▶ **Set exercise**:
The records follow. Transcribe only the lines from the line containing "Serialize everything readable" through the end, both ends included, and leave out the pictures.

******

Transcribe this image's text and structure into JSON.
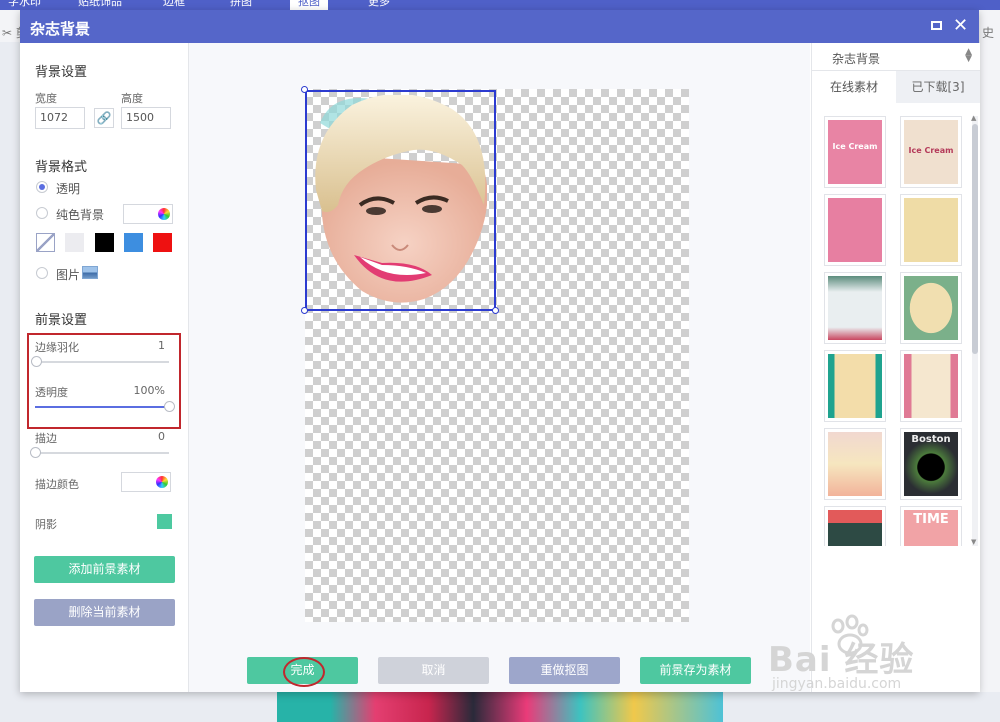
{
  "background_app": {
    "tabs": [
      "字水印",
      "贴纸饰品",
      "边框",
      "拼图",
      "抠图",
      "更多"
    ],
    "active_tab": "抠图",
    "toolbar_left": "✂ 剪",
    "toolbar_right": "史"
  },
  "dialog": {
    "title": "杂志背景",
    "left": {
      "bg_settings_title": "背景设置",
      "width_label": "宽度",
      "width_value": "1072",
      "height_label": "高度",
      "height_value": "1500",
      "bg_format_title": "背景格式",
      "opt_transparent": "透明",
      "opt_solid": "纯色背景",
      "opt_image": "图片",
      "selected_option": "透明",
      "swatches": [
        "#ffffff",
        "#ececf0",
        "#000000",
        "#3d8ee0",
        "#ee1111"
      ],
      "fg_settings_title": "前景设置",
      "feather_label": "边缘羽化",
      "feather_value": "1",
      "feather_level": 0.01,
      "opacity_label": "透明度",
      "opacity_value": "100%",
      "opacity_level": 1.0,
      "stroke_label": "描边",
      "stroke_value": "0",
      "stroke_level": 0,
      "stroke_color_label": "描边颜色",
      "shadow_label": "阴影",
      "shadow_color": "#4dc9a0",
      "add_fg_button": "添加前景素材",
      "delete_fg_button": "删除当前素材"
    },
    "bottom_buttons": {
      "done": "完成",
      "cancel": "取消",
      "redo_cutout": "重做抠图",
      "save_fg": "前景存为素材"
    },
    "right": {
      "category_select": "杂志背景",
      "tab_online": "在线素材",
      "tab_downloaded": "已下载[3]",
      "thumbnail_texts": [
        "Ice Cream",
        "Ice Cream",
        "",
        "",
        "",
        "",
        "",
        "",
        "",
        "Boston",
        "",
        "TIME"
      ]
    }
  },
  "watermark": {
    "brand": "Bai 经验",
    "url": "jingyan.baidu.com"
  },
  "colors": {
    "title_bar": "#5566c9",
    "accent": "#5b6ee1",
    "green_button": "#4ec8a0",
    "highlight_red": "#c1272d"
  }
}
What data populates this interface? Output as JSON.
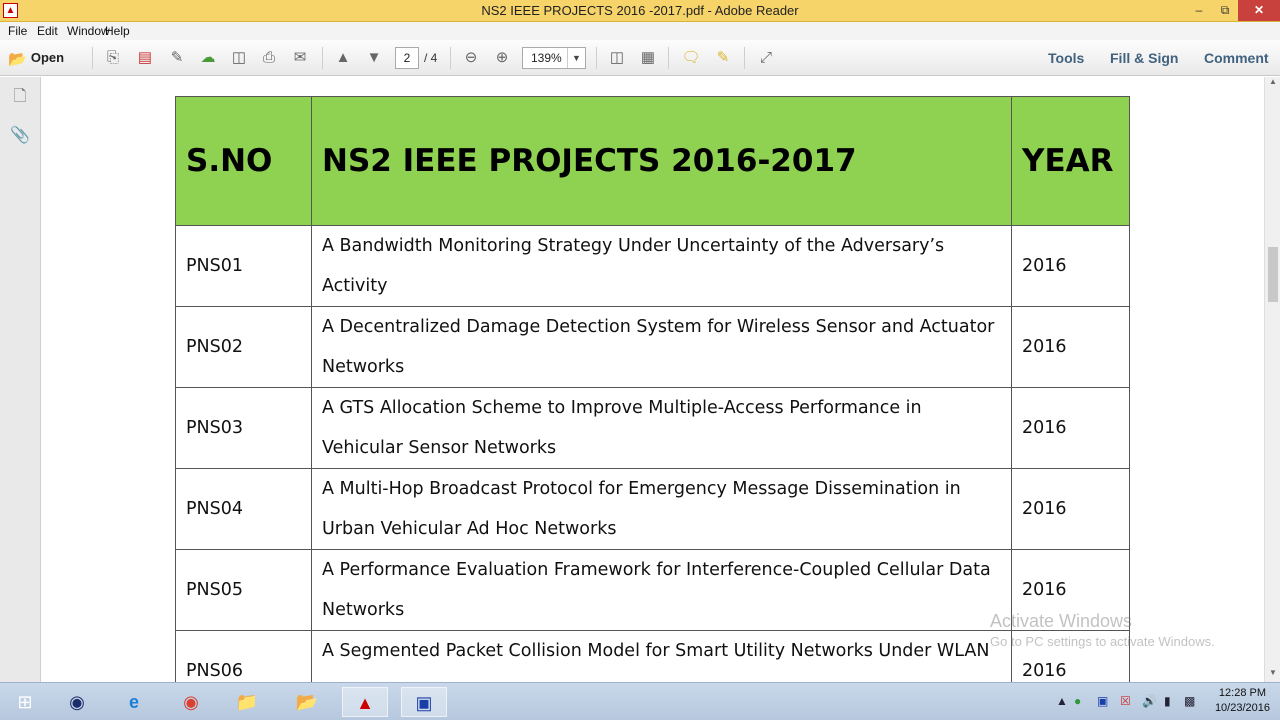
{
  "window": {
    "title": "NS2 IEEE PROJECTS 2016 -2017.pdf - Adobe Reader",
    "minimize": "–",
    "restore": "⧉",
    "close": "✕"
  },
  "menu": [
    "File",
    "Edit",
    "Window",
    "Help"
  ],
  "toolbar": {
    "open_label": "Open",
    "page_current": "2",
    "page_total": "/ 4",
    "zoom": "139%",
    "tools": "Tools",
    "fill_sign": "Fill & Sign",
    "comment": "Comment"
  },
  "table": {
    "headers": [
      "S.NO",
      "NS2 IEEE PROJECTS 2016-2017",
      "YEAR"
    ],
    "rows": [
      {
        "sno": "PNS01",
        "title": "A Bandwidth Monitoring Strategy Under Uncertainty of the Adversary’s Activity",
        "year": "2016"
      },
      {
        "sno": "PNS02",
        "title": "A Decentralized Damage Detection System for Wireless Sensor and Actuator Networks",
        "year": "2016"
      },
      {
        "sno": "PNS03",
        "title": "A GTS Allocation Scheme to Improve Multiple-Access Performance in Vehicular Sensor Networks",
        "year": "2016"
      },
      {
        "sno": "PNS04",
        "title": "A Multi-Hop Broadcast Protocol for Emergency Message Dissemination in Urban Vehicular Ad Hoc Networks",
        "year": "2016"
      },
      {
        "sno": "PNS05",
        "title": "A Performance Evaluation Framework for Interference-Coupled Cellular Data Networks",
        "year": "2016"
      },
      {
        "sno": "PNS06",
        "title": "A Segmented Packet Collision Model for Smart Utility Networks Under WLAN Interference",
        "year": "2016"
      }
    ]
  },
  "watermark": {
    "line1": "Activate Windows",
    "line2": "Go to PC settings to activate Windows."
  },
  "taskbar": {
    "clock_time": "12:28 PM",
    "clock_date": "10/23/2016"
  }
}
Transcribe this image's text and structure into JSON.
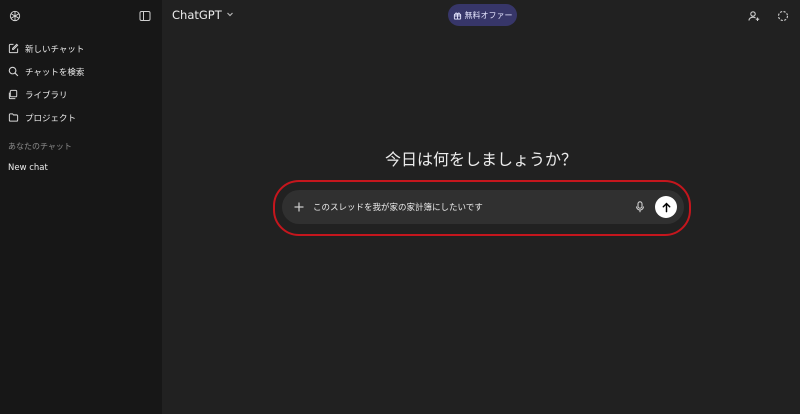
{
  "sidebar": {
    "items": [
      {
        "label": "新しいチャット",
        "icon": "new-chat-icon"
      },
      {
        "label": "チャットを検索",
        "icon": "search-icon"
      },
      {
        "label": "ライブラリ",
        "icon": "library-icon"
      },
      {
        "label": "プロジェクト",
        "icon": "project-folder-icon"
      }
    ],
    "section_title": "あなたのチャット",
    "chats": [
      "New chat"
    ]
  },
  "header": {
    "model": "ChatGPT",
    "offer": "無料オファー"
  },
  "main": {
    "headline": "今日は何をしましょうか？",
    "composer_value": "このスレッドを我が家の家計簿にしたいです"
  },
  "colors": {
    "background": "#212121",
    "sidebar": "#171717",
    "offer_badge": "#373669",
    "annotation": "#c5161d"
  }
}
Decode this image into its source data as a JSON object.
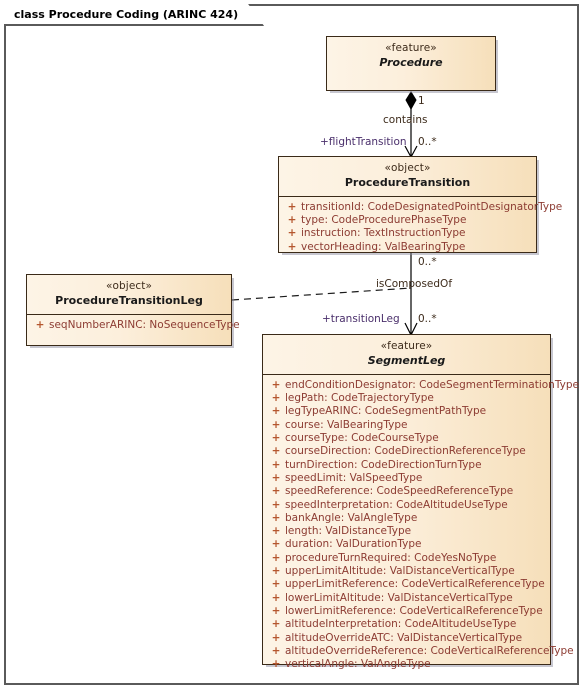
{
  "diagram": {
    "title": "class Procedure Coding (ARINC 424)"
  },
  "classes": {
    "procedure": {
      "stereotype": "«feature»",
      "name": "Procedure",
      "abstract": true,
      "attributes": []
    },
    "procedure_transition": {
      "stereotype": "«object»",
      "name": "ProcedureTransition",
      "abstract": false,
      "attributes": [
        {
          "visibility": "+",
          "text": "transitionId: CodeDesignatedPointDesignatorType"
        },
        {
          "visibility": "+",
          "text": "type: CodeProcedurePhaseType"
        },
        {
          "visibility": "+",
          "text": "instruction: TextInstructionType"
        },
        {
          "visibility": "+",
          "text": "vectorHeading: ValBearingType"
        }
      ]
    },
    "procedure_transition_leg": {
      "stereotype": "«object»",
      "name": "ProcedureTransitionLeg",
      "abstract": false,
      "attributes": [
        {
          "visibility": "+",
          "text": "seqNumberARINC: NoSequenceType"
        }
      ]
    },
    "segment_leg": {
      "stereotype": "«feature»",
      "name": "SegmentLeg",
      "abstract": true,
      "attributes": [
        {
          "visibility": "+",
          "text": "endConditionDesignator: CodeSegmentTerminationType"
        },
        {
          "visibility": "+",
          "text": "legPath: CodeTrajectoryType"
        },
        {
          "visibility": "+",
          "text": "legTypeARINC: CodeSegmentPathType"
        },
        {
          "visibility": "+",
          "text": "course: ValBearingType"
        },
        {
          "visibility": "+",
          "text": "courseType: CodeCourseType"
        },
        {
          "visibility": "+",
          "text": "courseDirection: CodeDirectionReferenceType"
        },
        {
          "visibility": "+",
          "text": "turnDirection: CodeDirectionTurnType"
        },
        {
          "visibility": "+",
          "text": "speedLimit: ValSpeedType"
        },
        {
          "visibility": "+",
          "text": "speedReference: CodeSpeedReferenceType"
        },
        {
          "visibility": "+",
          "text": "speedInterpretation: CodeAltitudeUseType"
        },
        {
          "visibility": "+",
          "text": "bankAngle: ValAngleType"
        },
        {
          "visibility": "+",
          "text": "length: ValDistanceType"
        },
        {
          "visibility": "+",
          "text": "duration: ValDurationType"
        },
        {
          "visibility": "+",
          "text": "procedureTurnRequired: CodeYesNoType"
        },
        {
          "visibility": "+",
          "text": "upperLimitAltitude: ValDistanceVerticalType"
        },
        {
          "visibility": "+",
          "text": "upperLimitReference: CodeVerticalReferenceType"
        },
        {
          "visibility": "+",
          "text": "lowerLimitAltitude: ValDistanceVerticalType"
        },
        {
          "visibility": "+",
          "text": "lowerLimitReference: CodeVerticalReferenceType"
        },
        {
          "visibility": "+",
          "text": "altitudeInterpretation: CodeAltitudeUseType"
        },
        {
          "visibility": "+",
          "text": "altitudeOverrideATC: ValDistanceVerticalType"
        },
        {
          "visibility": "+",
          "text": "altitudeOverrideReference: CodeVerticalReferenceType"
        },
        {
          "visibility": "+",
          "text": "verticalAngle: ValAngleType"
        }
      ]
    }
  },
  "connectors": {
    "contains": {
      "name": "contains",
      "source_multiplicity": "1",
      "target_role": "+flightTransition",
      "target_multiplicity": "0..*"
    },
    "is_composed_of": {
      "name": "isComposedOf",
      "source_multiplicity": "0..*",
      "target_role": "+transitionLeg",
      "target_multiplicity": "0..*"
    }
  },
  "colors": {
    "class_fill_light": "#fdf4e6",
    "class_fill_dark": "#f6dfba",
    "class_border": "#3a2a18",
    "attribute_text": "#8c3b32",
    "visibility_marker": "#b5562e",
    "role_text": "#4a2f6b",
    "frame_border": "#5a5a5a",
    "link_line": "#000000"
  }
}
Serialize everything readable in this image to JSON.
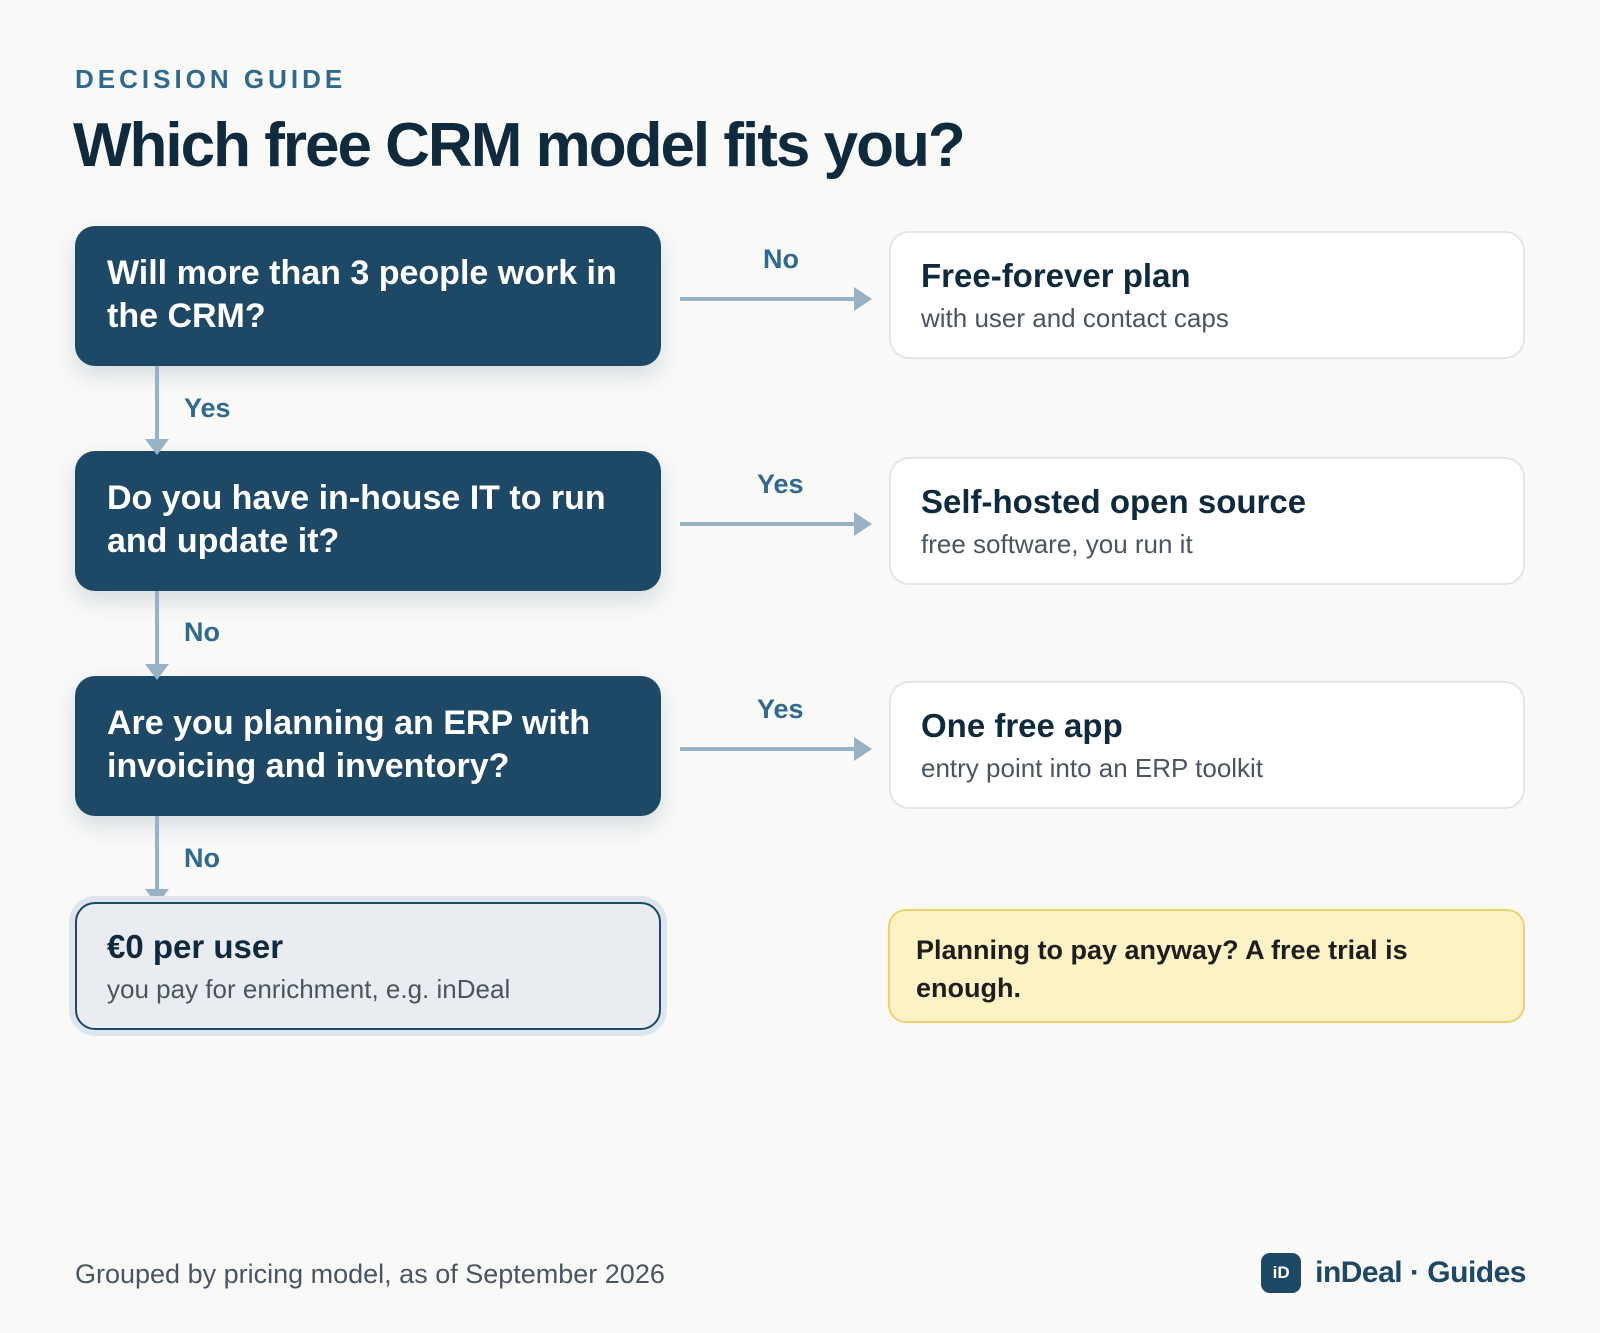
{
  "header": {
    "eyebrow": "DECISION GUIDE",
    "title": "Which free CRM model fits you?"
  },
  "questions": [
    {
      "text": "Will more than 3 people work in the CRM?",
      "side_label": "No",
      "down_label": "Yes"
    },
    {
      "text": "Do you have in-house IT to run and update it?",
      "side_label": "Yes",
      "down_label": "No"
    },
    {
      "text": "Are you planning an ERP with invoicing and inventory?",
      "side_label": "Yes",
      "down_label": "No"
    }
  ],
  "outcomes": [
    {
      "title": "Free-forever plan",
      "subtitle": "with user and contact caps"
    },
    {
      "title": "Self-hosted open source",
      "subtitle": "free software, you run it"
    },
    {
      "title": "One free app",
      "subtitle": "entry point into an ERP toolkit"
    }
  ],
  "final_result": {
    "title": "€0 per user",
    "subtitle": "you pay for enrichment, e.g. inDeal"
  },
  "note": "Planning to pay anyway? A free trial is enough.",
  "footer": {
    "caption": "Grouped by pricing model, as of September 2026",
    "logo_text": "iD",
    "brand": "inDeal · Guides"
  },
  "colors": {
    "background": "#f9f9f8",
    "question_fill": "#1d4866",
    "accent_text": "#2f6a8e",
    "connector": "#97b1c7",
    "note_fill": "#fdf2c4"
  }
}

******

▶ **Problem solution**:
Serialize everything readable in this image to JSON.
{
  "header": {
    "eyebrow": "DECISION GUIDE",
    "title": "Which free CRM model fits you?"
  },
  "questions": [
    {
      "text": "Will more than 3 people work in the CRM?",
      "side_label": "No",
      "down_label": "Yes"
    },
    {
      "text": "Do you have in-house IT to run and update it?",
      "side_label": "Yes",
      "down_label": "No"
    },
    {
      "text": "Are you planning an ERP with invoicing and inventory?",
      "side_label": "Yes",
      "down_label": "No"
    }
  ],
  "outcomes": [
    {
      "title": "Free-forever plan",
      "subtitle": "with user and contact caps"
    },
    {
      "title": "Self-hosted open source",
      "subtitle": "free software, you run it"
    },
    {
      "title": "One free app",
      "subtitle": "entry point into an ERP toolkit"
    }
  ],
  "final_result": {
    "title": "€0 per user",
    "subtitle": "you pay for enrichment, e.g. inDeal"
  },
  "note": "Planning to pay anyway? A free trial is enough.",
  "footer": {
    "caption": "Grouped by pricing model, as of September 2026",
    "logo_text": "iD",
    "brand": "inDeal · Guides"
  },
  "colors": {
    "background": "#f9f9f8",
    "question_fill": "#1d4866",
    "accent_text": "#2f6a8e",
    "connector": "#97b1c7",
    "note_fill": "#fdf2c4"
  }
}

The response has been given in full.